• SELECTION:
+++

We get easily sucked in by dwelling in the past or worrying about the future.

How do we stay present, all the time?

Think about it this way,

if you’re not here now, where are you?

We only exist in the present. The past is gone, so the only real point to it is to learn from it and move on. The future will never be here, so the best we can do is make the necessary  plans to keep life going, and release the attachment to what will actually occur. 

Not being in the present moment causes anxiety, stress and overwhelm because our minds are constantly jumping from future to future. A future that doesn’t exist yet.

Being “stuck” (another popular word) is just the inability to be present and committed to life.

Commitment can only happen in the present moment. I can’t be committed to writing this post in two weeks. I can schedule it and plan out my writing, but the committed action only occurs as I am writing it, in present time.

Three things that are helpful in staying out of stuck and moving into the present:

1. Organize your day - have specified times for planning, scheduling, thinking about the future so that the rest of your day is spent executing the necessary required actions.

+++

• GIVEN INSTRUCTION 1:
In the entries, from the line with "heading-safety-tempered-glass: SAFETY TEMPERED" to the line with "page-title: WE USE", swap "sheen" for "glare" and write those lines out again with nothing else altered.

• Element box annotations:
+++

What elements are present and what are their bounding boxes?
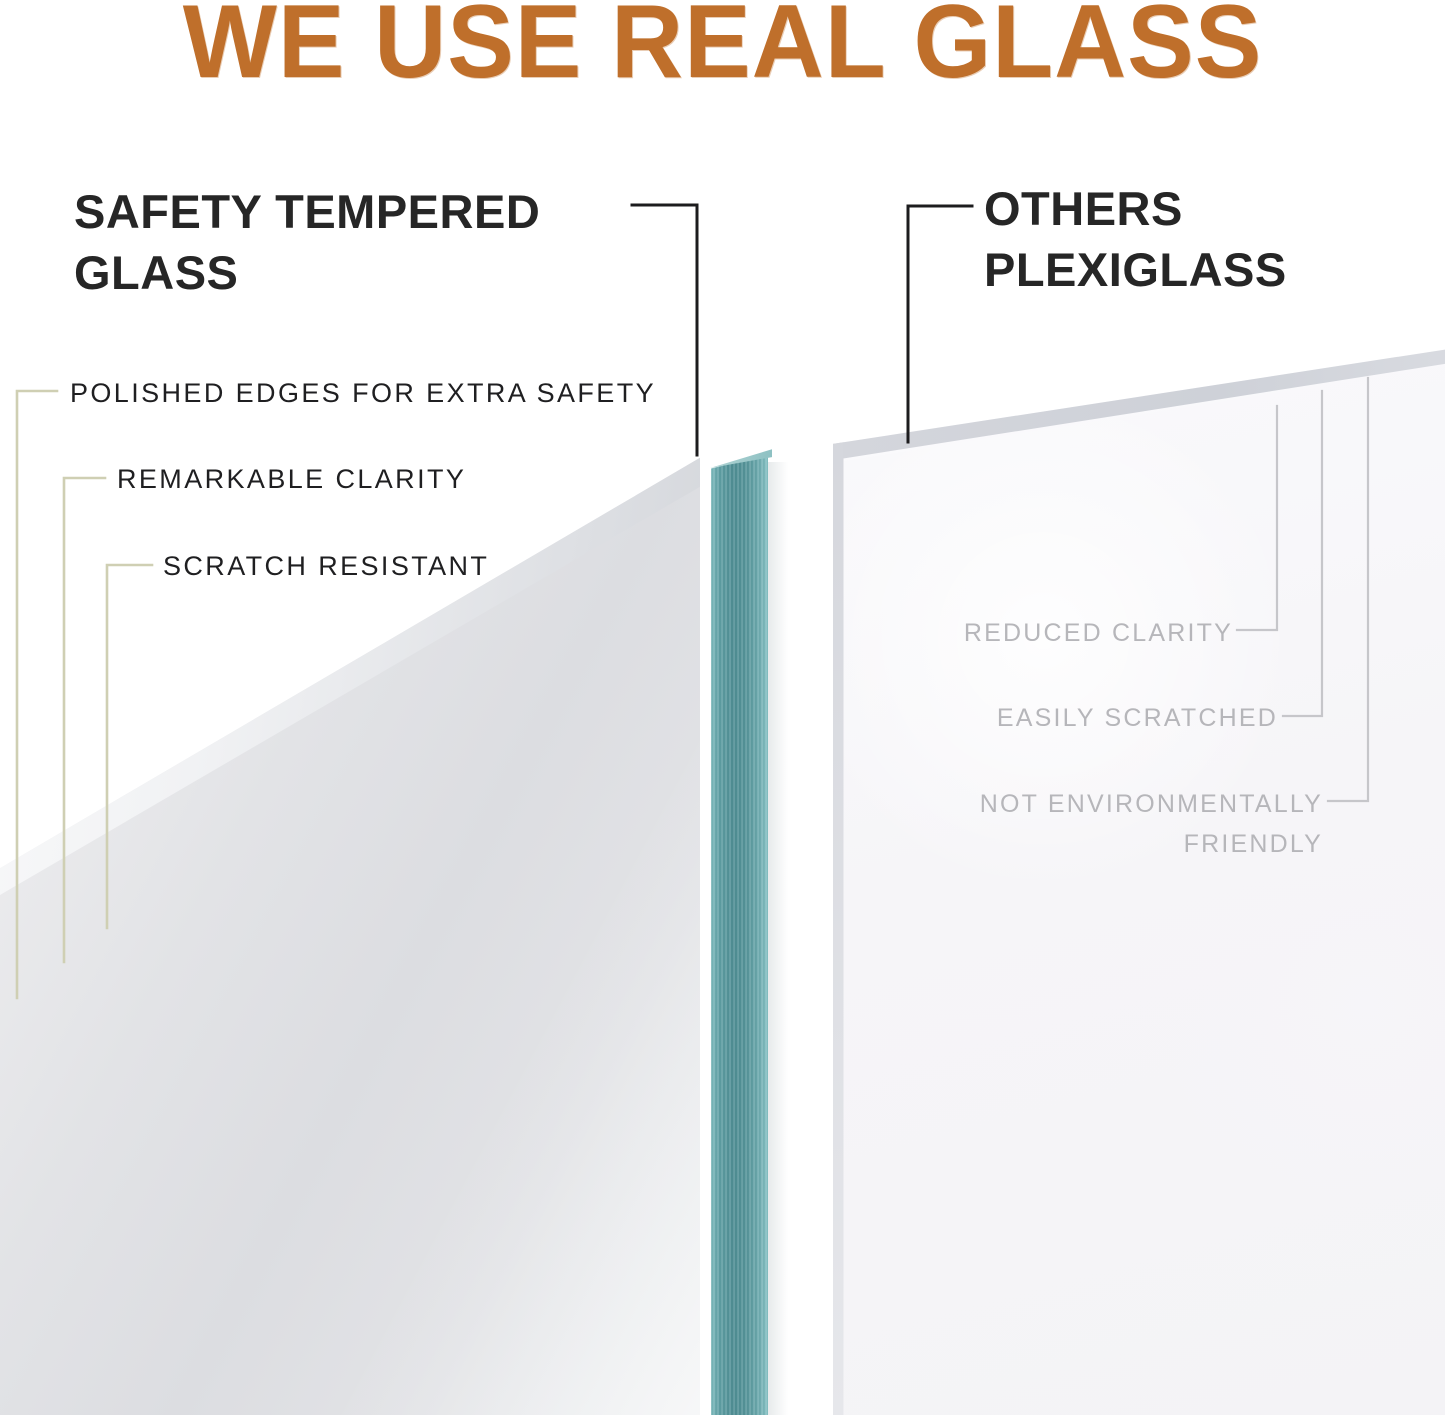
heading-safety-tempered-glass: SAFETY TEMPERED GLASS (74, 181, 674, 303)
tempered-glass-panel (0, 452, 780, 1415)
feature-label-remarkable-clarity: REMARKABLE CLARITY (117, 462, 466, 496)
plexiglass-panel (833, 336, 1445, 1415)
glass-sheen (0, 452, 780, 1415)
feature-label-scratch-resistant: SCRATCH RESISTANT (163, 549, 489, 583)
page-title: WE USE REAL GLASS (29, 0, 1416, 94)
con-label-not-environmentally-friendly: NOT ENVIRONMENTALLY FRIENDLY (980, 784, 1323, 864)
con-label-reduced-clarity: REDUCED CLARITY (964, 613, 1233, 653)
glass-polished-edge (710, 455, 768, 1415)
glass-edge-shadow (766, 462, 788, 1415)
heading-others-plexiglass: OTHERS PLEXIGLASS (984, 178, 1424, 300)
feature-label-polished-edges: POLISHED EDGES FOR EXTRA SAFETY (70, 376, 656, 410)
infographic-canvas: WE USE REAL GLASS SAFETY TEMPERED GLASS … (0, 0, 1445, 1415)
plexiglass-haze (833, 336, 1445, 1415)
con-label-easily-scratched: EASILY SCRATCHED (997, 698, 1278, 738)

+++

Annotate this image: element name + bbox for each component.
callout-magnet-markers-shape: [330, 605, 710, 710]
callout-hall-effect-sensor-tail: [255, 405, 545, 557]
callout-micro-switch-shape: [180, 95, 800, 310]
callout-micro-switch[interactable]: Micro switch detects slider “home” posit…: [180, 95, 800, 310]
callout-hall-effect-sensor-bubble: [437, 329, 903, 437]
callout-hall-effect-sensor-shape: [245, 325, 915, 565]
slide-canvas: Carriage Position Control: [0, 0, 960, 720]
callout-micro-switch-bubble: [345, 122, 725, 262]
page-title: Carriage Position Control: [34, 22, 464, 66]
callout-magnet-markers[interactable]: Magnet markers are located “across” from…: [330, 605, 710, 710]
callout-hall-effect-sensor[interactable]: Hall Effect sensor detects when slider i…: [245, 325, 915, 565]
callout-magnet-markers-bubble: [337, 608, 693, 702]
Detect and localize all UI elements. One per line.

+++

• GIVEN INSTRUCTION 2:
Give again the words of the passage on staying present, from "Not being in" to "doesn’t exist yet.".

• CORRECT ANSWER 1:
heading-safety-tempered-glass: SAFETY TEMPERED GLASS (74, 181, 674, 303)
tempered-glass-panel (0, 452, 780, 1415)
feature-label-remarkable-clarity: REMARKABLE CLARITY (117, 462, 466, 496)
plexiglass-panel (833, 336, 1445, 1415)
glass-glare (0, 452, 780, 1415)
feature-label-scratch-resistant: SCRATCH RESISTANT (163, 549, 489, 583)
page-title: WE USE REAL GLASS (29, 0, 1416, 94)

• CORRECT ANSWER 2:
Not being in the present moment causes anxiety, stress and overwhelm because our minds are constantly jumping from future to future. A future that doesn’t exist yet.